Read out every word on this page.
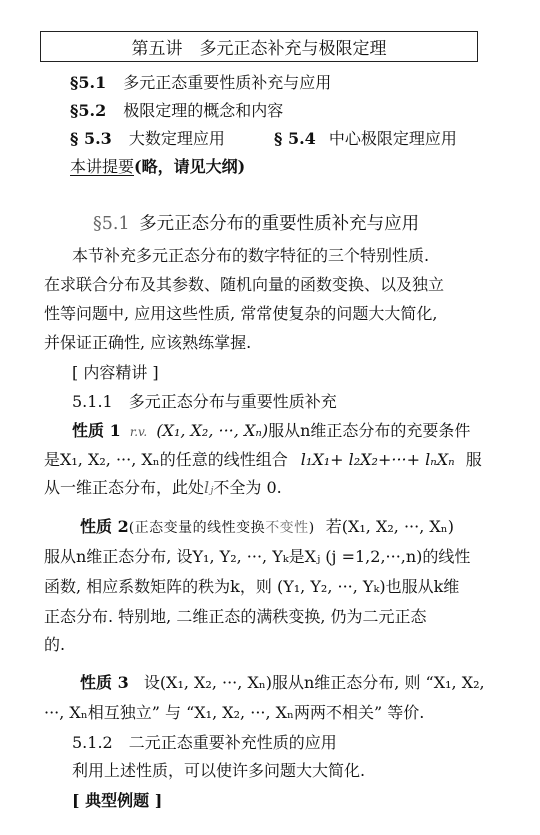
第五讲　多元正态补充与极限定理
§5.1 多元正态重要性质补充与应用
§5.2 极限定理的概念和内容
§ 5.3 大数定理应用	§ 5.4 中心极限定理应用
本讲提要(略，请见大纲)
§5.1 多元正态分布的重要性质补充与应用
本节补充多元正态分布的数字特征的三个特别性质.
在求联合分布及其参数、随机向量的函数变换、以及独立
性等问题中, 应用这些性质, 常常使复杂的问题大大简化,
并保证正确性, 应该熟练掌握.
[ 内容精讲 ]
5.1.1　多元正态分布与重要性质补充
性质 1 r.v. (X₁, X₂, ···, Xₙ)服从n维正态分布的充要条件
是X₁, X₂, ···, Xₙ的任意的线性组合 l₁X₁+ l₂X₂+···+ lₙXₙ 服
从一维正态分布，此处lⱼ不全为 0.
性质 2(正态变量的线性变换不变性) 若(X₁, X₂, ···, Xₙ)
服从n维正态分布, 设Y₁, Y₂, ···, Yₖ是Xⱼ (j =1,2,···,n)的线性
函数, 相应系数矩阵的秩为k，则 (Y₁, Y₂, ···, Yₖ)也服从k维
正态分布. 特别地, 二维正态的满秩变换, 仍为二元正态
的.
性质 3 设(X₁, X₂, ···, Xₙ)服从n维正态分布, 则 “X₁, X₂,
···, Xₙ相互独立” 与 “X₁, X₂, ···, Xₙ两两不相关” 等价.
5.1.2　二元正态重要补充性质的应用
利用上述性质，可以使许多问题大大简化.
[ 典型例题 ]
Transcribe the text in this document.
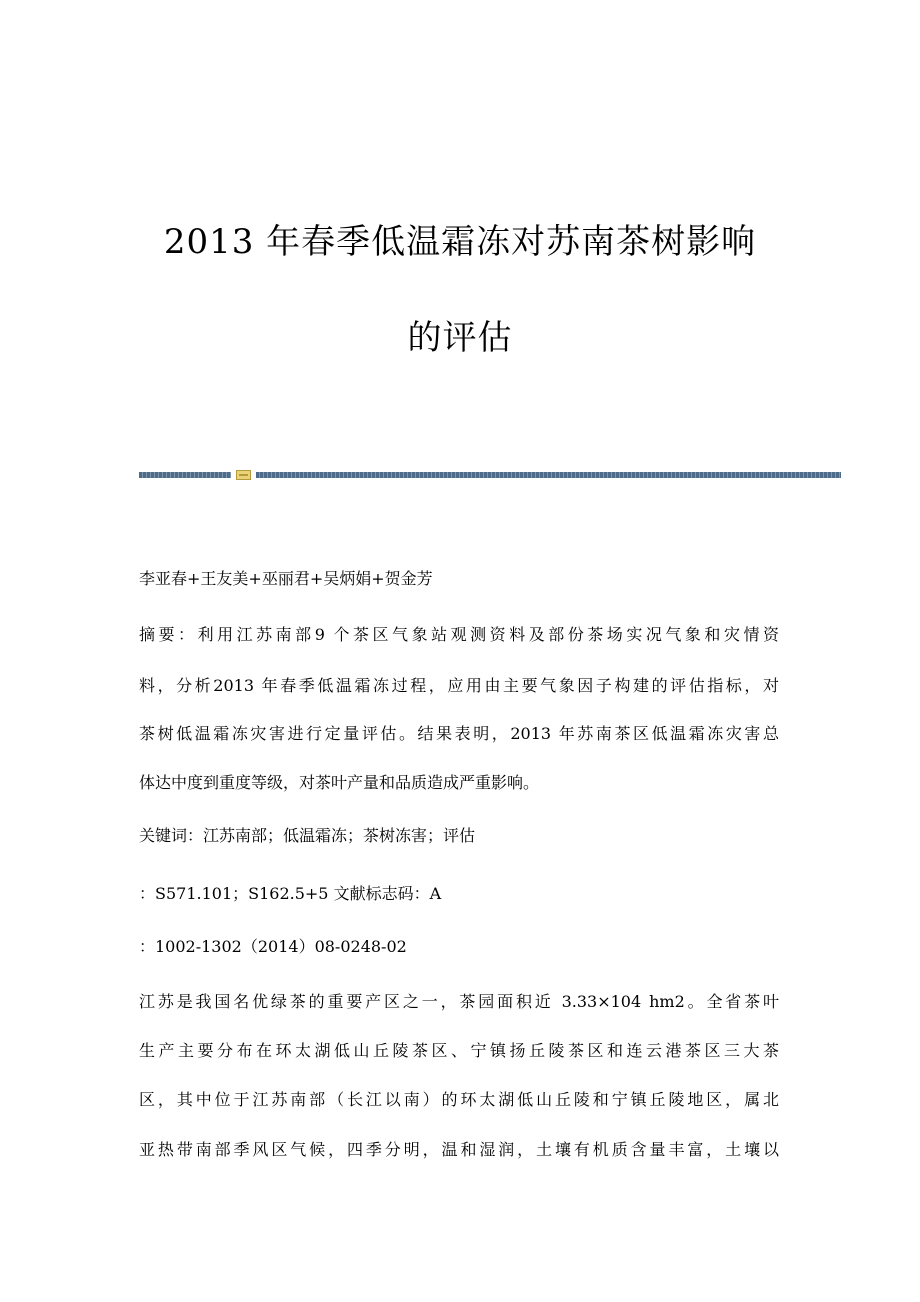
2013 年春季低温霜冻对苏南茶树影响
的评估
李亚春+王友美+巫丽君+吴炳娟+贺金芳
摘要：利用江苏南部9 个茶区气象站观测资料及部份茶场实况气象和灾情资
料，分析2013 年春季低温霜冻过程，应用由主要气象因子构建的评估指标，对
茶树低温霜冻灾害进行定量评估。结果表明，2013 年苏南茶区低温霜冻灾害总
体达中度到重度等级，对茶叶产量和品质造成严重影响。
关键词：江苏南部；低温霜冻；茶树冻害；评估
：S571.101；S162.5+5 文献标志码：A
：1002-1302（2014）08-0248-02
江苏是我国名优绿茶的重要产区之一，茶园面积近 3.33×104 hm2。全省茶叶
生产主要分布在环太湖低山丘陵茶区、宁镇扬丘陵茶区和连云港茶区三大茶
区，其中位于江苏南部（长江以南）的环太湖低山丘陵和宁镇丘陵地区，属北
亚热带南部季风区气候，四季分明，温和湿润，土壤有机质含量丰富，土壤以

- WHAT IS REQUIRED:
Transcribe the records verbatim and omit the images.

- COMPLETE ANSWER:
Read out every word on this page.
第五讲　多元正态补充与极限定理
§5.1 多元正态重要性质补充与应用
§5.2 极限定理的概念和内容
§ 5.3 大数定理应用	§ 5.4 中心极限定理应用
本讲提要(略，请见大纲)
§5.1 多元正态分布的重要性质补充与应用
本节补充多元正态分布的数字特征的三个特别性质.
在求联合分布及其参数、随机向量的函数变换、以及独立
性等问题中, 应用这些性质, 常常使复杂的问题大大简化,
并保证正确性, 应该熟练掌握.
[ 内容精讲 ]
5.1.1　多元正态分布与重要性质补充
性质 1 r.v. (X₁, X₂, ···, Xₙ)服从n维正态分布的充要条件
是X₁, X₂, ···, Xₙ的任意的线性组合 l₁X₁+ l₂X₂+···+ lₙXₙ 服
从一维正态分布，此处lⱼ不全为 0.
性质 2(正态变量的线性变换不变性) 若(X₁, X₂, ···, Xₙ)
服从n维正态分布, 设Y₁, Y₂, ···, Yₖ是Xⱼ (j =1,2,···,n)的线性
函数, 相应系数矩阵的秩为k，则 (Y₁, Y₂, ···, Yₖ)也服从k维
正态分布. 特别地, 二维正态的满秩变换, 仍为二元正态
的.
性质 3 设(X₁, X₂, ···, Xₙ)服从n维正态分布, 则 “X₁, X₂,
···, Xₙ相互独立” 与 “X₁, X₂, ···, Xₙ两两不相关” 等价.
5.1.2　二元正态重要补充性质的应用
利用上述性质，可以使许多问题大大简化.
[ 典型例题 ]
Transcribe the text in this document.
2013 年春季低温霜冻对苏南茶树影响
的评估
李亚春+王友美+巫丽君+吴炳娟+贺金芳
摘要：利用江苏南部9 个茶区气象站观测资料及部份茶场实况气象和灾情资
料，分析2013 年春季低温霜冻过程，应用由主要气象因子构建的评估指标，对
茶树低温霜冻灾害进行定量评估。结果表明，2013 年苏南茶区低温霜冻灾害总
体达中度到重度等级，对茶叶产量和品质造成严重影响。
关键词：江苏南部；低温霜冻；茶树冻害；评估
：S571.101；S162.5+5 文献标志码：A
：1002-1302（2014）08-0248-02
江苏是我国名优绿茶的重要产区之一，茶园面积近 3.33×104 hm2。全省茶叶
生产主要分布在环太湖低山丘陵茶区、宁镇扬丘陵茶区和连云港茶区三大茶
区，其中位于江苏南部（长江以南）的环太湖低山丘陵和宁镇丘陵地区，属北
亚热带南部季风区气候，四季分明，温和湿润，土壤有机质含量丰富，土壤以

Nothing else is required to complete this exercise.